Material for this task:
>>

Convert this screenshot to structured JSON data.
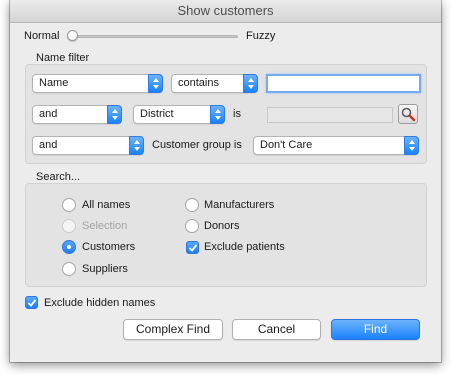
{
  "window": {
    "title": "Show customers"
  },
  "slider": {
    "left_label": "Normal",
    "right_label": "Fuzzy",
    "position": 0
  },
  "name_filter": {
    "legend": "Name filter",
    "row1": {
      "field": "Name",
      "operator": "contains",
      "value": ""
    },
    "row2": {
      "conjunction": "and",
      "field": "District",
      "operator_text": "is",
      "value": ""
    },
    "row3": {
      "conjunction": "and",
      "field_text": "Customer group is",
      "value": "Don't Care"
    }
  },
  "search": {
    "legend": "Search...",
    "options": {
      "all_names": "All names",
      "selection": "Selection",
      "customers": "Customers",
      "suppliers": "Suppliers",
      "manufacturers": "Manufacturers",
      "donors": "Donors",
      "exclude_patients": "Exclude patients"
    },
    "selected": "customers",
    "exclude_patients_checked": true
  },
  "exclude_hidden": {
    "label": "Exclude hidden names",
    "checked": true
  },
  "buttons": {
    "complex_find": "Complex Find",
    "cancel": "Cancel",
    "find": "Find"
  },
  "icons": {
    "lookup": "magnifier-icon",
    "popup_arrow": "updown-chevron-icon"
  },
  "colors": {
    "accent": "#1a82fb",
    "focus": "#75a9f0"
  }
}
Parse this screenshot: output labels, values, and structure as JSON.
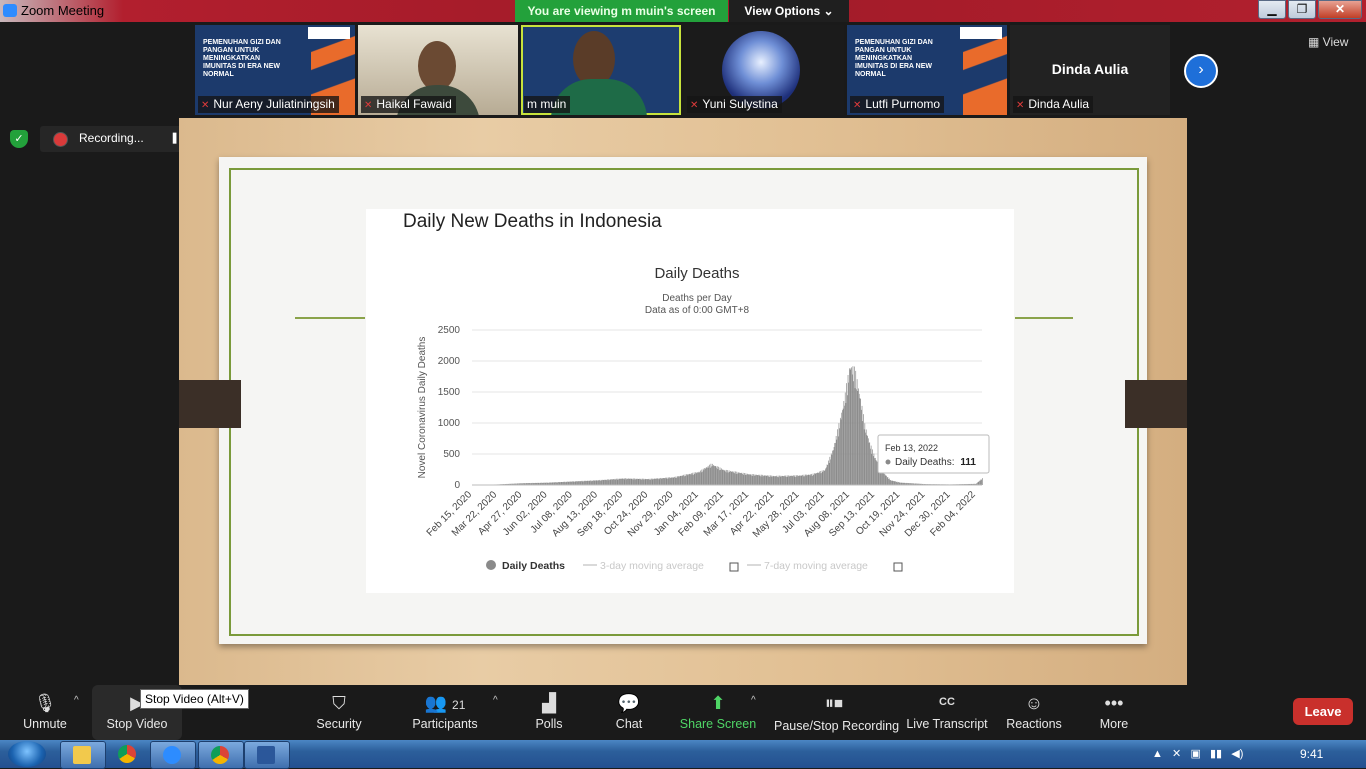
{
  "window": {
    "title": "Zoom Meeting",
    "minimize": "▁",
    "maximize": "❐",
    "close": "✕"
  },
  "banner": {
    "viewing": "You are viewing m muin's screen",
    "view_options": "View Options ⌄"
  },
  "participants_strip": {
    "tiles": [
      {
        "name": "Nur Aeny Juliatiningsih",
        "thumb_text": "PEMENUHAN GIZI DAN PANGAN UNTUK MENINGKATKAN IMUNITAS DI ERA NEW NORMAL"
      },
      {
        "name": "Haikal Fawaid"
      },
      {
        "name": "m muin"
      },
      {
        "name": "Yuni Sulystina"
      },
      {
        "name": "Lutfi Purnomo",
        "thumb_text": "PEMENUHAN GIZI DAN PANGAN UNTUK MENINGKATKAN IMUNITAS DI ERA NEW NORMAL"
      },
      {
        "name": "Dinda Aulia",
        "display_name": "Dinda Aulia"
      }
    ],
    "next_arrow": "›",
    "view_label": "View"
  },
  "recording": {
    "label": "Recording...",
    "pause": "❚❚"
  },
  "chart_data": {
    "type": "bar",
    "title": "Daily Deaths",
    "subtitle": [
      "Deaths per Day",
      "Data as of 0:00 GMT+8"
    ],
    "ylabel": "Novel Coronavirus Daily Deaths",
    "xlabel": "",
    "ylim": [
      0,
      2500
    ],
    "yticks": [
      0,
      500,
      1000,
      1500,
      2000,
      2500
    ],
    "xticks": [
      "Feb 15, 2020",
      "Mar 22, 2020",
      "Apr 27, 2020",
      "Jun 02, 2020",
      "Jul 08, 2020",
      "Aug 13, 2020",
      "Sep 18, 2020",
      "Oct 24, 2020",
      "Nov 29, 2020",
      "Jan 04, 2021",
      "Feb 09, 2021",
      "Mar 17, 2021",
      "Apr 22, 2021",
      "May 28, 2021",
      "Jul 03, 2021",
      "Aug 08, 2021",
      "Sep 13, 2021",
      "Oct 19, 2021",
      "Nov 24, 2021",
      "Dec 30, 2021",
      "Feb 04, 2022"
    ],
    "series": [
      {
        "name": "Daily Deaths",
        "x": [
          "Feb 15, 2020",
          "Mar 22, 2020",
          "Apr 27, 2020",
          "Jun 02, 2020",
          "Jul 08, 2020",
          "Aug 13, 2020",
          "Sep 18, 2020",
          "Oct 24, 2020",
          "Nov 29, 2020",
          "Jan 04, 2021",
          "Jan 22, 2021",
          "Feb 09, 2021",
          "Mar 17, 2021",
          "Apr 22, 2021",
          "May 28, 2021",
          "Jun 15, 2021",
          "Jul 03, 2021",
          "Jul 15, 2021",
          "Jul 25, 2021",
          "Aug 01, 2021",
          "Aug 08, 2021",
          "Aug 15, 2021",
          "Aug 22, 2021",
          "Aug 29, 2021",
          "Sep 05, 2021",
          "Sep 13, 2021",
          "Sep 25, 2021",
          "Oct 05, 2021",
          "Oct 19, 2021",
          "Nov 24, 2021",
          "Dec 30, 2021",
          "Feb 04, 2022",
          "Feb 13, 2022"
        ],
        "values": [
          0,
          10,
          30,
          40,
          60,
          80,
          110,
          100,
          130,
          220,
          350,
          250,
          180,
          150,
          160,
          180,
          250,
          600,
          1100,
          1500,
          2000,
          1900,
          1500,
          1000,
          700,
          450,
          200,
          80,
          40,
          15,
          10,
          20,
          111
        ]
      },
      {
        "name": "3-day moving average"
      },
      {
        "name": "7-day moving average"
      }
    ],
    "legend": "bottom",
    "tooltip": {
      "date": "Feb 13, 2022",
      "label": "Daily Deaths:",
      "value": "111"
    },
    "bar_color": "#8a8a8a",
    "grid": true
  },
  "slide": {
    "heading": "Daily New Deaths in Indonesia"
  },
  "toolbar": {
    "unmute": "Unmute",
    "stop_video": "Stop Video",
    "stop_video_tip": "Stop Video (Alt+V)",
    "security": "Security",
    "participants": "Participants",
    "participants_count": "21",
    "polls": "Polls",
    "chat": "Chat",
    "share_screen": "Share Screen",
    "pause_stop_recording": "Pause/Stop Recording",
    "live_transcript": "Live Transcript",
    "cc": "CC",
    "reactions": "Reactions",
    "more": "More",
    "leave": "Leave"
  },
  "taskbar": {
    "clock": "9:41"
  }
}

<<

What you should do:
Scan the records above for the string "Aulia", then report every line that contains it.

Result for this task:
        "name": "Dinda Aulia",
        "display_name": "Dinda Aulia"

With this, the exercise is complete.